### Task description
All entries must be extracted exactly, with nothing added or dropped.

### Materials provided

**********

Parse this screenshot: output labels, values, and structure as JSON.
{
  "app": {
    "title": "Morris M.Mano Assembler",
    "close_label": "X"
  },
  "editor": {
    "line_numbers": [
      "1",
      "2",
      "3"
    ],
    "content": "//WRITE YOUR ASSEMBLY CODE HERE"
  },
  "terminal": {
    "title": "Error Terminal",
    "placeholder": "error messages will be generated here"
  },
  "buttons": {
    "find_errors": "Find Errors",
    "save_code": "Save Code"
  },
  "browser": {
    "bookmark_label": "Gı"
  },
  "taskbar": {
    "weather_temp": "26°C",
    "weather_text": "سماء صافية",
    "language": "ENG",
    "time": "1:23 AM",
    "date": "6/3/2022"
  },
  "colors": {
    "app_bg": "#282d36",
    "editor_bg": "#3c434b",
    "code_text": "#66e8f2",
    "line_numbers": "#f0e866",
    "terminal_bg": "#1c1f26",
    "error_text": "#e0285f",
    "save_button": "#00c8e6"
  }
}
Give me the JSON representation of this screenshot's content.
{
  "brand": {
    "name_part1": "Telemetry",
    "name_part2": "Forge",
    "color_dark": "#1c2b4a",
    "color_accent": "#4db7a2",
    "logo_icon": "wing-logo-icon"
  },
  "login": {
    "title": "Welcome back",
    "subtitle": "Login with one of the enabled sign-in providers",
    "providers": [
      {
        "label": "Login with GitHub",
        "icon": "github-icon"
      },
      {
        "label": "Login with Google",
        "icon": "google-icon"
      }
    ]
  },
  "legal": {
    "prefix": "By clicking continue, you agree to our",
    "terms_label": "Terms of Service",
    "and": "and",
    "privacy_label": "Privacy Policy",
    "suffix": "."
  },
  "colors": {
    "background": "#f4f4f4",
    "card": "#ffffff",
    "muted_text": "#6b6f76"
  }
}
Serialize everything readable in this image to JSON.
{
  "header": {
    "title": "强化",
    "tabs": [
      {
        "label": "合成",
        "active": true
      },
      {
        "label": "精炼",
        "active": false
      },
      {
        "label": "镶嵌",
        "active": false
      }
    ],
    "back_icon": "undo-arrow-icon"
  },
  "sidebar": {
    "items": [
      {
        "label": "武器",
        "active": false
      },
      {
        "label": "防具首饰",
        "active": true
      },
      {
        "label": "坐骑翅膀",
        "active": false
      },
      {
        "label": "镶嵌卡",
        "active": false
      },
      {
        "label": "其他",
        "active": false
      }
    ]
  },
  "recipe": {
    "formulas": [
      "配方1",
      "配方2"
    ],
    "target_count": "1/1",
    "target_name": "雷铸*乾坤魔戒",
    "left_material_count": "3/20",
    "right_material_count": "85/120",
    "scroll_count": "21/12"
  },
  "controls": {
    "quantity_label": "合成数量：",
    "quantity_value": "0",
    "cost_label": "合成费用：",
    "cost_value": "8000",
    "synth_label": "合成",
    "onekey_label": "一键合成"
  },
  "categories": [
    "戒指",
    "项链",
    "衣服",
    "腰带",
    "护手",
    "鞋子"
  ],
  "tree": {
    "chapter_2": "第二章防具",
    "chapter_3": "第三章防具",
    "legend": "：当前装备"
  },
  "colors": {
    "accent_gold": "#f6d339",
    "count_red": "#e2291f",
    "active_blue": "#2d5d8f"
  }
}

**********

### Solution
Parse this screenshot: output labels, values, and structure as JSON.
{
  "app": {
    "title": "Morris M.Mano Assembler",
    "close_label": "X"
  },
  "editor": {
    "line_numbers": [
      "1",
      "2",
      "3"
    ],
    "content": "//WRITE YOUR ASSEMBLY CODE HERE"
  },
  "terminal": {
    "title": "Error Terminal",
    "placeholder": "error messages will be generated here"
  },
  "buttons": {
    "find_errors": "Find Errors",
    "save_code": "Save Code"
  },
  "browser": {
    "bookmark_label": "Gı"
  },
  "taskbar": {
    "weather_temp": "26°C",
    "weather_text": "سماء صافية",
    "language": "ENG",
    "time": "1:23 AM",
    "date": "6/3/2022"
  },
  "colors": {
    "app_bg": "#282d36",
    "editor_bg": "#3c434b",
    "code_text": "#66e8f2",
    "line_numbers": "#f0e866",
    "terminal_bg": "#1c1f26",
    "error_text": "#e0285f",
    "save_button": "#00c8e6"
  }
}
Give me the JSON representation of this screenshot's content.
{
  "brand": {
    "name_part1": "Telemetry",
    "name_part2": "Forge",
    "color_dark": "#1c2b4a",
    "color_accent": "#4db7a2",
    "logo_icon": "wing-logo-icon"
  },
  "login": {
    "title": "Welcome back",
    "subtitle": "Login with one of the enabled sign-in providers",
    "providers": [
      {
        "label": "Login with GitHub",
        "icon": "github-icon"
      },
      {
        "label": "Login with Google",
        "icon": "google-icon"
      }
    ]
  },
  "legal": {
    "prefix": "By clicking continue, you agree to our",
    "terms_label": "Terms of Service",
    "and": "and",
    "privacy_label": "Privacy Policy",
    "suffix": "."
  },
  "colors": {
    "background": "#f4f4f4",
    "card": "#ffffff",
    "muted_text": "#6b6f76"
  }
}
Serialize everything readable in this image to JSON.
{
  "header": {
    "title": "强化",
    "tabs": [
      {
        "label": "合成",
        "active": true
      },
      {
        "label": "精炼",
        "active": false
      },
      {
        "label": "镶嵌",
        "active": false
      }
    ],
    "back_icon": "undo-arrow-icon"
  },
  "sidebar": {
    "items": [
      {
        "label": "武器",
        "active": false
      },
      {
        "label": "防具首饰",
        "active": true
      },
      {
        "label": "坐骑翅膀",
        "active": false
      },
      {
        "label": "镶嵌卡",
        "active": false
      },
      {
        "label": "其他",
        "active": false
      }
    ]
  },
  "recipe": {
    "formulas": [
      "配方1",
      "配方2"
    ],
    "target_count": "1/1",
    "target_name": "雷铸*乾坤魔戒",
    "left_material_count": "3/20",
    "right_material_count": "85/120",
    "scroll_count": "21/12"
  },
  "controls": {
    "quantity_label": "合成数量：",
    "quantity_value": "0",
    "cost_label": "合成费用：",
    "cost_value": "8000",
    "synth_label": "合成",
    "onekey_label": "一键合成"
  },
  "categories": [
    "戒指",
    "项链",
    "衣服",
    "腰带",
    "护手",
    "鞋子"
  ],
  "tree": {
    "chapter_2": "第二章防具",
    "chapter_3": "第三章防具",
    "legend": "：当前装备"
  },
  "colors": {
    "accent_gold": "#f6d339",
    "count_red": "#e2291f",
    "active_blue": "#2d5d8f"
  }
}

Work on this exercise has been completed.